Dataset records
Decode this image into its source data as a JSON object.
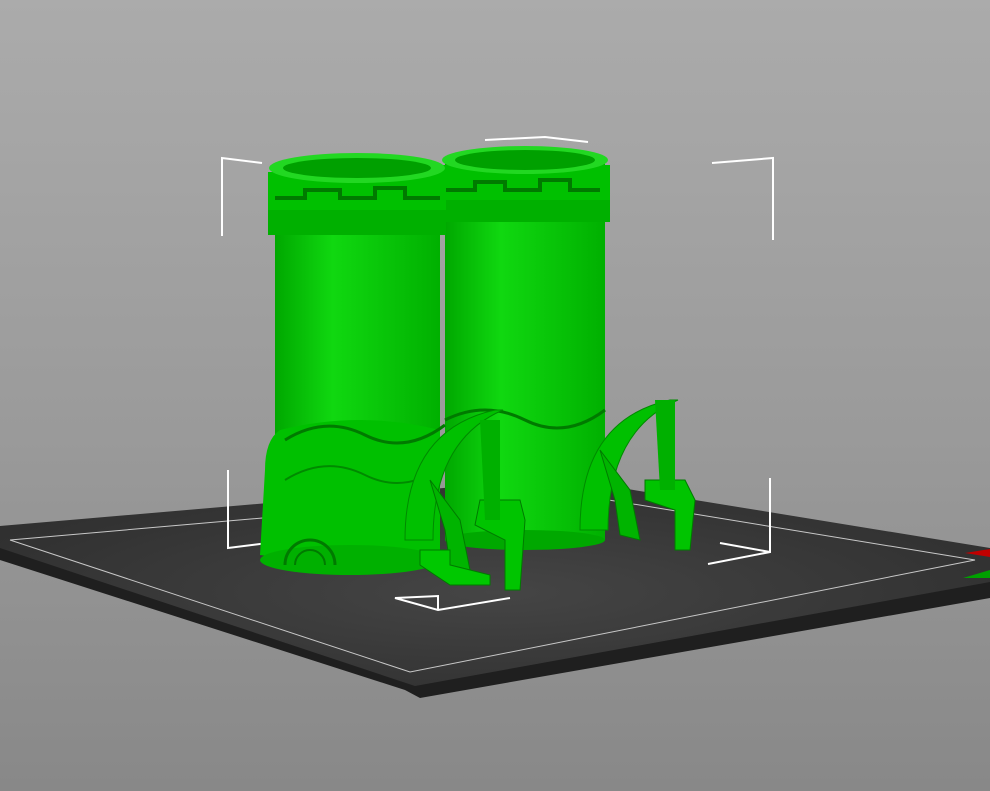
{
  "viewport": {
    "name": "3D scene",
    "colors": {
      "model": "#00c800",
      "model_shadow": "#009a00",
      "model_highlight": "#22e022",
      "bed": "#3a3a3a",
      "bed_edge": "#1e1e1e",
      "bed_outline": "#cfcfcf",
      "bounding_box": "#ffffff",
      "axis_x": "#c00000",
      "axis_y": "#00a000"
    },
    "objects": [
      {
        "name": "tower-left"
      },
      {
        "name": "tower-right"
      }
    ]
  }
}
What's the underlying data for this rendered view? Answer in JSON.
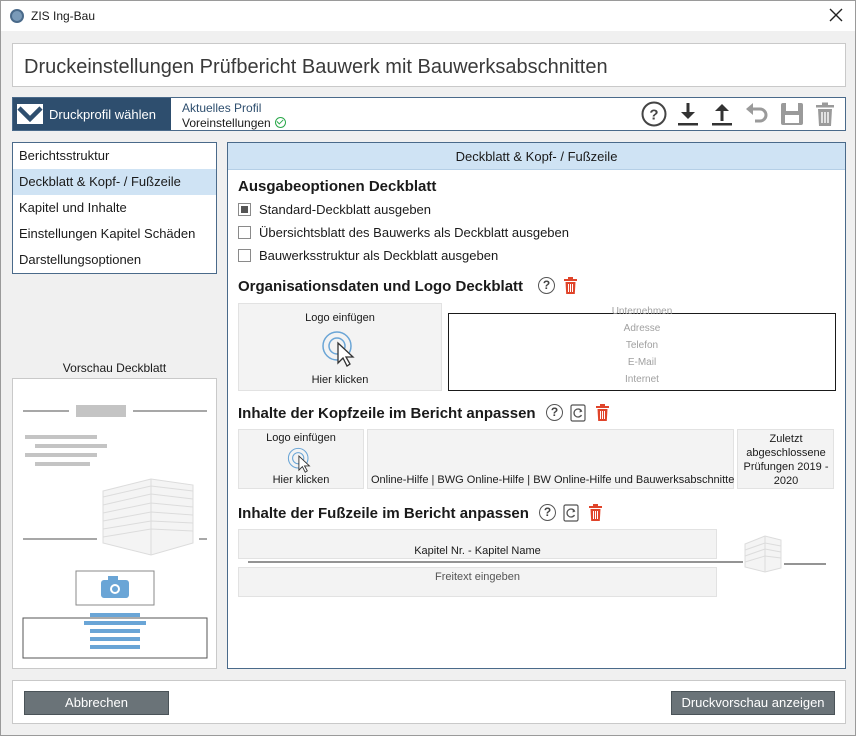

== Work required ==
From the entries above, output every line exactly and omit any image.

== Output for this exercise ==
Decode this image into its source data as a JSON object.
{
  "viewport": {
    "name": "3D scene",
    "colors": {
      "model": "#00c800",
      "model_shadow": "#009a00",
      "model_highlight": "#22e022",
      "bed": "#3a3a3a",
      "bed_edge": "#1e1e1e",
      "bed_outline": "#cfcfcf",
      "bounding_box": "#ffffff",
      "axis_x": "#c00000",
      "axis_y": "#00a000"
    },
    "objects": [
      {
        "name": "tower-left"
      },
      {
        "name": "tower-right"
      }
    ]
  }
}
What's the underlying data for this rendered view? Answer in JSON.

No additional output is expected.